# [Exercise task]
Hunt for the word "hexagonal" across the entries below, copying each line that holds it.
-- -- --
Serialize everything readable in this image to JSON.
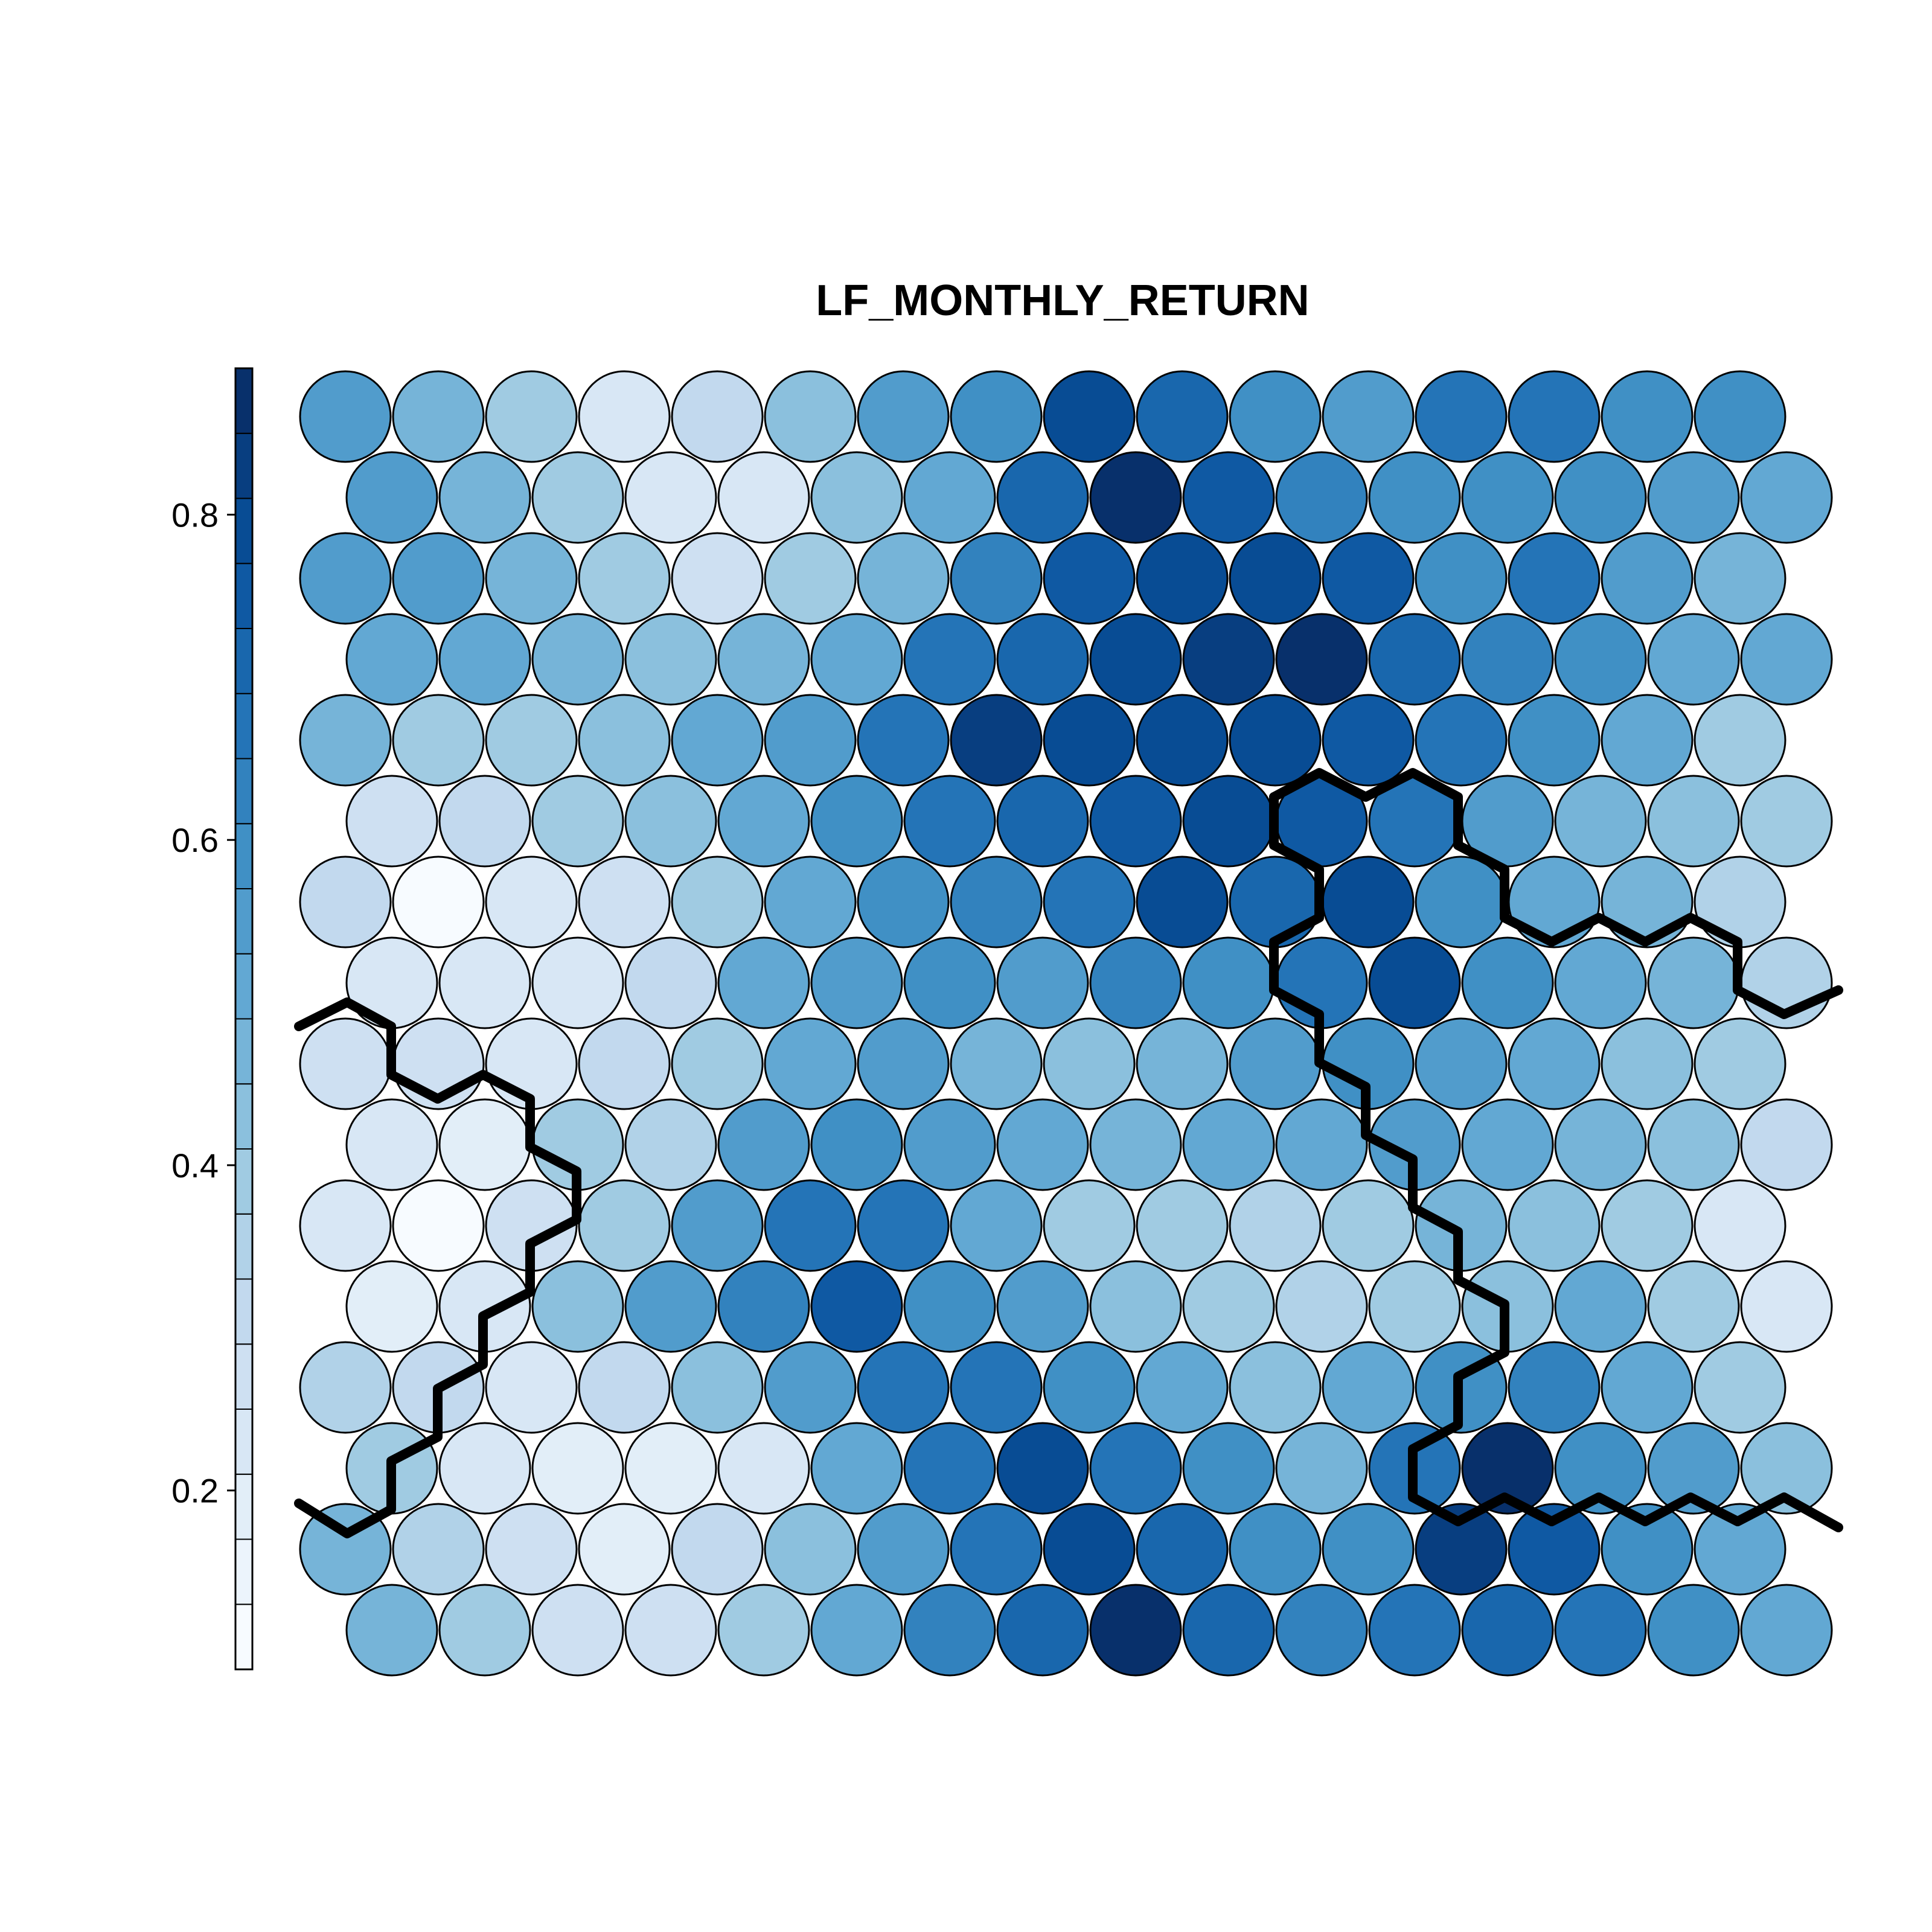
{
  "chart_data": {
    "type": "heatmap",
    "subtype": "som-hexagonal-property-map",
    "title": "LF_MONTHLY_RETURN",
    "grid": {
      "columns": 16,
      "rows": 16,
      "topology": "hexagonal"
    },
    "color_scale": {
      "palette": "Blues",
      "range": [
        0.09,
        0.89
      ],
      "bins": 20,
      "ticks": [
        0.2,
        0.4,
        0.6,
        0.8
      ],
      "tick_labels": [
        "0.2",
        "0.4",
        "0.6",
        "0.8"
      ],
      "palette_stops": [
        "#f7fbff",
        "#deebf7",
        "#c6dbef",
        "#9ecae1",
        "#6baed6",
        "#4292c6",
        "#2171b5",
        "#08519c",
        "#08306b"
      ]
    },
    "row_order": "top-to-bottom",
    "rows_data": [
      [
        0.53,
        0.45,
        0.41,
        0.22,
        0.3,
        0.42,
        0.53,
        0.6,
        0.79,
        0.71,
        0.6,
        0.56,
        0.66,
        0.67,
        0.59,
        0.58
      ],
      [
        0.56,
        0.48,
        0.38,
        0.21,
        0.25,
        0.42,
        0.5,
        0.7,
        0.89,
        0.74,
        0.61,
        0.6,
        0.6,
        0.57,
        0.53,
        0.52
      ],
      [
        0.53,
        0.56,
        0.45,
        0.39,
        0.29,
        0.41,
        0.47,
        0.62,
        0.75,
        0.78,
        0.79,
        0.74,
        0.6,
        0.66,
        0.53,
        0.45
      ],
      [
        0.51,
        0.49,
        0.45,
        0.43,
        0.46,
        0.51,
        0.66,
        0.73,
        0.79,
        0.83,
        0.88,
        0.7,
        0.62,
        0.57,
        0.51,
        0.5
      ],
      [
        0.45,
        0.38,
        0.37,
        0.44,
        0.5,
        0.56,
        0.66,
        0.83,
        0.79,
        0.78,
        0.78,
        0.74,
        0.66,
        0.58,
        0.49,
        0.4
      ],
      [
        0.26,
        0.31,
        0.37,
        0.44,
        0.5,
        0.6,
        0.66,
        0.7,
        0.74,
        0.8,
        0.74,
        0.65,
        0.56,
        0.48,
        0.43,
        0.37
      ],
      [
        0.31,
        0.1,
        0.21,
        0.28,
        0.41,
        0.51,
        0.57,
        0.62,
        0.66,
        0.79,
        0.73,
        0.79,
        0.58,
        0.5,
        0.47,
        0.36
      ],
      [
        0.22,
        0.21,
        0.23,
        0.3,
        0.5,
        0.53,
        0.57,
        0.55,
        0.62,
        0.57,
        0.67,
        0.8,
        0.58,
        0.51,
        0.45,
        0.36
      ],
      [
        0.27,
        0.27,
        0.25,
        0.31,
        0.41,
        0.49,
        0.55,
        0.46,
        0.42,
        0.45,
        0.53,
        0.59,
        0.55,
        0.51,
        0.44,
        0.38
      ],
      [
        0.23,
        0.19,
        0.4,
        0.35,
        0.53,
        0.59,
        0.55,
        0.49,
        0.46,
        0.49,
        0.5,
        0.54,
        0.5,
        0.45,
        0.42,
        0.3
      ],
      [
        0.25,
        0.1,
        0.27,
        0.41,
        0.55,
        0.67,
        0.65,
        0.51,
        0.41,
        0.39,
        0.36,
        0.4,
        0.45,
        0.42,
        0.38,
        0.24
      ],
      [
        0.2,
        0.23,
        0.42,
        0.53,
        0.61,
        0.74,
        0.6,
        0.53,
        0.44,
        0.37,
        0.36,
        0.37,
        0.44,
        0.52,
        0.4,
        0.25
      ],
      [
        0.36,
        0.31,
        0.25,
        0.31,
        0.42,
        0.55,
        0.66,
        0.65,
        0.58,
        0.52,
        0.44,
        0.49,
        0.58,
        0.63,
        0.51,
        0.38
      ],
      [
        0.4,
        0.25,
        0.17,
        0.2,
        0.22,
        0.51,
        0.66,
        0.79,
        0.66,
        0.57,
        0.45,
        0.65,
        0.89,
        0.59,
        0.53,
        0.44
      ],
      [
        0.45,
        0.36,
        0.26,
        0.19,
        0.3,
        0.44,
        0.55,
        0.67,
        0.79,
        0.7,
        0.6,
        0.6,
        0.81,
        0.74,
        0.57,
        0.49
      ],
      [
        0.48,
        0.41,
        0.29,
        0.26,
        0.4,
        0.49,
        0.62,
        0.71,
        0.89,
        0.7,
        0.63,
        0.66,
        0.7,
        0.66,
        0.57,
        0.52
      ]
    ],
    "cluster_boundaries": true
  }
}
-- -- --
# [In response]
    "subtype": "som-hexagonal-property-map",
      "topology": "hexagonal"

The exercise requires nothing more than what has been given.